----- Information supplied -----

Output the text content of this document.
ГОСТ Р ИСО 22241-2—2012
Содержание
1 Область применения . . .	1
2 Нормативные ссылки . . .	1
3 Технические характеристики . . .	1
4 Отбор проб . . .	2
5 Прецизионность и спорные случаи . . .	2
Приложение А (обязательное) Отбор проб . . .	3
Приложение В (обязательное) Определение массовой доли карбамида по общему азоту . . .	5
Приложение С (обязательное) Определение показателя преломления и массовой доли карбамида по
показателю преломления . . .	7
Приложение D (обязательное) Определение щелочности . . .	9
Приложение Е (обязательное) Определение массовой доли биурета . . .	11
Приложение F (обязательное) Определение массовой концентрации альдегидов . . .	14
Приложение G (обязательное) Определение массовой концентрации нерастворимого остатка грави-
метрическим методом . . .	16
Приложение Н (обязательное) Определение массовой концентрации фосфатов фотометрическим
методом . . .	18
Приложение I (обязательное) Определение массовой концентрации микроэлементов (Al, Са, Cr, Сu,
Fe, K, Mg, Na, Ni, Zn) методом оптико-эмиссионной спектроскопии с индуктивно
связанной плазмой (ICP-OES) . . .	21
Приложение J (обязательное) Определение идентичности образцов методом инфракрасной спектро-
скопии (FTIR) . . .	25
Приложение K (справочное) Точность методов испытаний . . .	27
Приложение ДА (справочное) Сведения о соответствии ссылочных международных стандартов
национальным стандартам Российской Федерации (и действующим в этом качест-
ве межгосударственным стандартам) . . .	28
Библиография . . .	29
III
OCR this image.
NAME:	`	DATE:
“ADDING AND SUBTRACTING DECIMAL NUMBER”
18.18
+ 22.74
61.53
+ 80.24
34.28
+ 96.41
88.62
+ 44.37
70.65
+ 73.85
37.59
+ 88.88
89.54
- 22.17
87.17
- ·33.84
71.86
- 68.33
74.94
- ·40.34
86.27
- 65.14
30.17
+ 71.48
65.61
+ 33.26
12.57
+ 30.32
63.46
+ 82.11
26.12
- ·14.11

-----

- [Short exercise]
Output the entries verbatim.

- [Result of the exercise]
Output the text content of this document.
ГОСТ Р ИСО 22241-2—2012
Содержание
1 Область применения . . .	1
2 Нормативные ссылки . . .	1
3 Технические характеристики . . .	1
4 Отбор проб . . .	2
5 Прецизионность и спорные случаи . . .	2
Приложение А (обязательное) Отбор проб . . .	3
Приложение В (обязательное) Определение массовой доли карбамида по общему азоту . . .	5
Приложение С (обязательное) Определение показателя преломления и массовой доли карбамида по
показателю преломления . . .	7
Приложение D (обязательное) Определение щелочности . . .	9
Приложение Е (обязательное) Определение массовой доли биурета . . .	11
Приложение F (обязательное) Определение массовой концентрации альдегидов . . .	14
Приложение G (обязательное) Определение массовой концентрации нерастворимого остатка грави-
метрическим методом . . .	16
Приложение Н (обязательное) Определение массовой концентрации фосфатов фотометрическим
методом . . .	18
Приложение I (обязательное) Определение массовой концентрации микроэлементов (Al, Са, Cr, Сu,
Fe, K, Mg, Na, Ni, Zn) методом оптико-эмиссионной спектроскопии с индуктивно
связанной плазмой (ICP-OES) . . .	21
Приложение J (обязательное) Определение идентичности образцов методом инфракрасной спектро-
скопии (FTIR) . . .	25
Приложение K (справочное) Точность методов испытаний . . .	27
Приложение ДА (справочное) Сведения о соответствии ссылочных международных стандартов
национальным стандартам Российской Федерации (и действующим в этом качест-
ве межгосударственным стандартам) . . .	28
Библиография . . .	29
III
OCR this image.
NAME:	`	DATE:
“ADDING AND SUBTRACTING DECIMAL NUMBER”
18.18
+ 22.74
61.53
+ 80.24
34.28
+ 96.41
88.62
+ 44.37
70.65
+ 73.85
37.59
+ 88.88
89.54
- 22.17
87.17
- ·33.84
71.86
- 68.33
74.94
- ·40.34
86.27
- 65.14
30.17
+ 71.48
65.61
+ 33.26
12.57
+ 30.32
63.46
+ 82.11
26.12
- ·14.11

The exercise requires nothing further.